● TO DO:
Return the records, each one exactly as written.

* BEGIN *

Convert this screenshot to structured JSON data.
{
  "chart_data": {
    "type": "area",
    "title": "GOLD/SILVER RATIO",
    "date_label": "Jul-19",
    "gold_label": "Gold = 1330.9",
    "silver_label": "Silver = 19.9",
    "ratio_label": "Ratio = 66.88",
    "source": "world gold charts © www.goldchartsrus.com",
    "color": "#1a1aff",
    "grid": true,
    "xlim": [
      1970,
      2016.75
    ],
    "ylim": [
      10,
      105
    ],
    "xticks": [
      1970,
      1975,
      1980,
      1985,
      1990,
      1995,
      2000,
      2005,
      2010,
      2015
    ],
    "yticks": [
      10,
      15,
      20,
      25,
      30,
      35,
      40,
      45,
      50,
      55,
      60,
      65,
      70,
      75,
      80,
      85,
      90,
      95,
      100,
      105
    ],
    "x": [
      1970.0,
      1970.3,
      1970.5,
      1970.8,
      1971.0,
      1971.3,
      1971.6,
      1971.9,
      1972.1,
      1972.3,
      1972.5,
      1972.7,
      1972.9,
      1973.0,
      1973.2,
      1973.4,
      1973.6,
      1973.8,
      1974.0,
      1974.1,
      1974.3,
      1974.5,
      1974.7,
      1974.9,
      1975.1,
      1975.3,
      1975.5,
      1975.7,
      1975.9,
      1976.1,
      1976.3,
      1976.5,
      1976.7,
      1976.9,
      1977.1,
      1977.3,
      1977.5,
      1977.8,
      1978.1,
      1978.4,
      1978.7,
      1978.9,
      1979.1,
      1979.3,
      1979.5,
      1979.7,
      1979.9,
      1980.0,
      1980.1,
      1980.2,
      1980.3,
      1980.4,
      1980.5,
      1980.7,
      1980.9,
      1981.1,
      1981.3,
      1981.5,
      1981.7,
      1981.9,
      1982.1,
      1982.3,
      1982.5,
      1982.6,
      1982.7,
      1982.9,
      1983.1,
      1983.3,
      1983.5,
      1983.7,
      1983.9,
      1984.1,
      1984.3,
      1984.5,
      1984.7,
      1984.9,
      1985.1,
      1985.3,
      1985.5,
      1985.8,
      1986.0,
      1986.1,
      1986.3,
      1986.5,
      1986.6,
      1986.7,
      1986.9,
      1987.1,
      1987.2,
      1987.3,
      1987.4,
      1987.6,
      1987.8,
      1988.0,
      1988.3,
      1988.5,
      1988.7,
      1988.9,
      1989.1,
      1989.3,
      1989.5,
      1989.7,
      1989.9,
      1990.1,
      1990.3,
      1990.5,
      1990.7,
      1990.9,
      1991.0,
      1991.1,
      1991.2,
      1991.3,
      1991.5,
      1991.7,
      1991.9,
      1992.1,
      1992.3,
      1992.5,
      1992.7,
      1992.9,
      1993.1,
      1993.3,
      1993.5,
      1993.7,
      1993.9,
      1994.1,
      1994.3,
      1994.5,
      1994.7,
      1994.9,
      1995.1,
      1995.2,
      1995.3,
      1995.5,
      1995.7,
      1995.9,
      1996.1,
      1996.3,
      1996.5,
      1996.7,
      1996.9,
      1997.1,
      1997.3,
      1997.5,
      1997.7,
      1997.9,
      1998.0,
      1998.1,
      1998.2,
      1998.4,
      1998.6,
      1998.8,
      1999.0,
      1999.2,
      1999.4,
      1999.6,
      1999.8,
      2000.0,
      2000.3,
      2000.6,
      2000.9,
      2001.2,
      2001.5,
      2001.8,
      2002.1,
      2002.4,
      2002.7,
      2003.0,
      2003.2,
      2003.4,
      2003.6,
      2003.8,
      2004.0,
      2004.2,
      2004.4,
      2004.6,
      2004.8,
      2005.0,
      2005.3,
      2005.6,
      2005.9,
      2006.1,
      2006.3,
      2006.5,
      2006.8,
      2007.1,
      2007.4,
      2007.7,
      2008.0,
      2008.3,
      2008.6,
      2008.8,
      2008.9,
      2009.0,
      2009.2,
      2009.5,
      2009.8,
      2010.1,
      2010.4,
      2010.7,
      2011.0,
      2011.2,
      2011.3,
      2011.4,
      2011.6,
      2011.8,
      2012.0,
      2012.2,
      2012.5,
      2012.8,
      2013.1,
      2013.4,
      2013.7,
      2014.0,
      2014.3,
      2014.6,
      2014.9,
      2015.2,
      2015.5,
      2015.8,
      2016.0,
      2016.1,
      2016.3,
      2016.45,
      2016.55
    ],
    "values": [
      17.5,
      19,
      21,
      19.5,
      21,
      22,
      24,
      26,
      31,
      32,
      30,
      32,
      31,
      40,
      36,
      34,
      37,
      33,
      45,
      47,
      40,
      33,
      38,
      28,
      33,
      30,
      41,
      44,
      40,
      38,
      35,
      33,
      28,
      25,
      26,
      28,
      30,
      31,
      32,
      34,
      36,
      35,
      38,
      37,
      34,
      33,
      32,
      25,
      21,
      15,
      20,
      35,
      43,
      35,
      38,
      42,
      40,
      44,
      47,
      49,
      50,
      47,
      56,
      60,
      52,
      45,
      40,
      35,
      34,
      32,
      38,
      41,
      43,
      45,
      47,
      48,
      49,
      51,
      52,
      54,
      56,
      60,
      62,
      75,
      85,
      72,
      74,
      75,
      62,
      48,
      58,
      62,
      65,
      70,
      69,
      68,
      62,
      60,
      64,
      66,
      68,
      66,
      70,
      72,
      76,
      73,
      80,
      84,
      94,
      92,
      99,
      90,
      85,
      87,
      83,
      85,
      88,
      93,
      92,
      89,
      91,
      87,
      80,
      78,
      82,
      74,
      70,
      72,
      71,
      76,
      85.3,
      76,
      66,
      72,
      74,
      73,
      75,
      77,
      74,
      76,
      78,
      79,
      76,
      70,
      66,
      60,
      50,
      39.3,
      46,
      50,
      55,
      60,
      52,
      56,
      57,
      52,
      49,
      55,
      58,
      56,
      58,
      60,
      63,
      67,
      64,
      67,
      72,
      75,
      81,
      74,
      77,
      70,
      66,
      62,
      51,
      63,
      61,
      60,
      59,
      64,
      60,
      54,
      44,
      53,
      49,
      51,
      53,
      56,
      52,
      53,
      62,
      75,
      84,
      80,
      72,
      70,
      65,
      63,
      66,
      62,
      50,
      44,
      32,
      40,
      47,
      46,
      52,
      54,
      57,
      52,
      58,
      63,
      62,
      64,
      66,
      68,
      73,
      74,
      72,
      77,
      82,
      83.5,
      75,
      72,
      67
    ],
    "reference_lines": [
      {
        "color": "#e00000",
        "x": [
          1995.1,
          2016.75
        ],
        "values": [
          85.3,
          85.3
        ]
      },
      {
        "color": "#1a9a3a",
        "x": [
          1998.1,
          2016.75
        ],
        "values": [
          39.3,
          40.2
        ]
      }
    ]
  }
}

* END *

● TASK ANSWER:
Convert this screenshot to structured JSON data.
{
  "chart_data": {
    "type": "area",
    "title": "GOLD/SILVER RATIO",
    "date_label": "Jul-19",
    "gold_label": "Gold = 1330.9",
    "silver_label": "Silver = 19.9",
    "ratio_label": "Ratio = 66.88",
    "source": "world gold charts © www.goldchartsrus.com",
    "color": "#1a1aff",
    "grid": true,
    "xlim": [
      1970,
      2016.75
    ],
    "ylim": [
      10,
      105
    ],
    "xticks": [
      1970,
      1975,
      1980,
      1985,
      1990,
      1995,
      2000,
      2005,
      2010,
      2015
    ],
    "yticks": [
      10,
      15,
      20,
      25,
      30,
      35,
      40,
      45,
      50,
      55,
      60,
      65,
      70,
      75,
      80,
      85,
      90,
      95,
      100,
      105
    ],
    "x": [
      1970.0,
      1970.3,
      1970.5,
      1970.8,
      1971.0,
      1971.3,
      1971.6,
      1971.9,
      1972.1,
      1972.3,
      1972.5,
      1972.7,
      1972.9,
      1973.0,
      1973.2,
      1973.4,
      1973.6,
      1973.8,
      1974.0,
      1974.1,
      1974.3,
      1974.5,
      1974.7,
      1974.9,
      1975.1,
      1975.3,
      1975.5,
      1975.7,
      1975.9,
      1976.1,
      1976.3,
      1976.5,
      1976.7,
      1976.9,
      1977.1,
      1977.3,
      1977.5,
      1977.8,
      1978.1,
      1978.4,
      1978.7,
      1978.9,
      1979.1,
      1979.3,
      1979.5,
      1979.7,
      1979.9,
      1980.0,
      1980.1,
      1980.2,
      1980.3,
      1980.4,
      1980.5,
      1980.7,
      1980.9,
      1981.1,
      1981.3,
      1981.5,
      1981.7,
      1981.9,
      1982.1,
      1982.3,
      1982.5,
      1982.6,
      1982.7,
      1982.9,
      1983.1,
      1983.3,
      1983.5,
      1983.7,
      1983.9,
      1984.1,
      1984.3,
      1984.5,
      1984.7,
      1984.9,
      1985.1,
      1985.3,
      1985.5,
      1985.8,
      1986.0,
      1986.1,
      1986.3,
      1986.5,
      1986.6,
      1986.7,
      1986.9,
      1987.1,
      1987.2,
      1987.3,
      1987.4,
      1987.6,
      1987.8,
      1988.0,
      1988.3,
      1988.5,
      1988.7,
      1988.9,
      1989.1,
      1989.3,
      1989.5,
      1989.7,
      1989.9,
      1990.1,
      1990.3,
      1990.5,
      1990.7,
      1990.9,
      1991.0,
      1991.1,
      1991.2,
      1991.3,
      1991.5,
      1991.7,
      1991.9,
      1992.1,
      1992.3,
      1992.5,
      1992.7,
      1992.9,
      1993.1,
      1993.3,
      1993.5,
      1993.7,
      1993.9,
      1994.1,
      1994.3,
      1994.5,
      1994.7,
      1994.9,
      1995.1,
      1995.2,
      1995.3,
      1995.5,
      1995.7,
      1995.9,
      1996.1,
      1996.3,
      1996.5,
      1996.7,
      1996.9,
      1997.1,
      1997.3,
      1997.5,
      1997.7,
      1997.9,
      1998.0,
      1998.1,
      1998.2,
      1998.4,
      1998.6,
      1998.8,
      1999.0,
      1999.2,
      1999.4,
      1999.6,
      1999.8,
      2000.0,
      2000.3,
      2000.6,
      2000.9,
      2001.2,
      2001.5,
      2001.8,
      2002.1,
      2002.4,
      2002.7,
      2003.0,
      2003.2,
      2003.4,
      2003.6,
      2003.8,
      2004.0,
      2004.2,
      2004.4,
      2004.6,
      2004.8,
      2005.0,
      2005.3,
      2005.6,
      2005.9,
      2006.1,
      2006.3,
      2006.5,
      2006.8,
      2007.1,
      2007.4,
      2007.7,
      2008.0,
      2008.3,
      2008.6,
      2008.8,
      2008.9,
      2009.0,
      2009.2,
      2009.5,
      2009.8,
      2010.1,
      2010.4,
      2010.7,
      2011.0,
      2011.2,
      2011.3,
      2011.4,
      2011.6,
      2011.8,
      2012.0,
      2012.2,
      2012.5,
      2012.8,
      2013.1,
      2013.4,
      2013.7,
      2014.0,
      2014.3,
      2014.6,
      2014.9,
      2015.2,
      2015.5,
      2015.8,
      2016.0,
      2016.1,
      2016.3,
      2016.45,
      2016.55
    ],
    "values": [
      17.5,
      19,
      21,
      19.5,
      21,
      22,
      24,
      26,
      31,
      32,
      30,
      32,
      31,
      40,
      36,
      34,
      37,
      33,
      45,
      47,
      40,
      33,
      38,
      28,
      33,
      30,
      41,
      44,
      40,
      38,
      35,
      33,
      28,
      25,
      26,
      28,
      30,
      31,
      32,
      34,
      36,
      35,
      38,
      37,
      34,
      33,
      32,
      25,
      21,
      15,
      20,
      35,
      43,
      35,
      38,
      42,
      40,
      44,
      47,
      49,
      50,
      47,
      56,
      60,
      52,
      45,
      40,
      35,
      34,
      32,
      38,
      41,
      43,
      45,
      47,
      48,
      49,
      51,
      52,
      54,
      56,
      60,
      62,
      75,
      85,
      72,
      74,
      75,
      62,
      48,
      58,
      62,
      65,
      70,
      69,
      68,
      62,
      60,
      64,
      66,
      68,
      66,
      70,
      72,
      76,
      73,
      80,
      84,
      94,
      92,
      99,
      90,
      85,
      87,
      83,
      85,
      88,
      93,
      92,
      89,
      91,
      87,
      80,
      78,
      82,
      74,
      70,
      72,
      71,
      76,
      85.3,
      76,
      66,
      72,
      74,
      73,
      75,
      77,
      74,
      76,
      78,
      79,
      76,
      70,
      66,
      60,
      50,
      39.3,
      46,
      50,
      55,
      60,
      52,
      56,
      57,
      52,
      49,
      55,
      58,
      56,
      58,
      60,
      63,
      67,
      64,
      67,
      72,
      75,
      81,
      74,
      77,
      70,
      66,
      62,
      51,
      63,
      61,
      60,
      59,
      64,
      60,
      54,
      44,
      53,
      49,
      51,
      53,
      56,
      52,
      53,
      62,
      75,
      84,
      80,
      72,
      70,
      65,
      63,
      66,
      62,
      50,
      44,
      32,
      40,
      47,
      46,
      52,
      54,
      57,
      52,
      58,
      63,
      62,
      64,
      66,
      68,
      73,
      74,
      72,
      77,
      82,
      83.5,
      75,
      72,
      67
    ],
    "reference_lines": [
      {
        "color": "#e00000",
        "x": [
          1995.1,
          2016.75
        ],
        "values": [
          85.3,
          85.3
        ]
      },
      {
        "color": "#1a9a3a",
        "x": [
          1998.1,
          2016.75
        ],
        "values": [
          39.3,
          40.2
        ]
      }
    ]
  }
}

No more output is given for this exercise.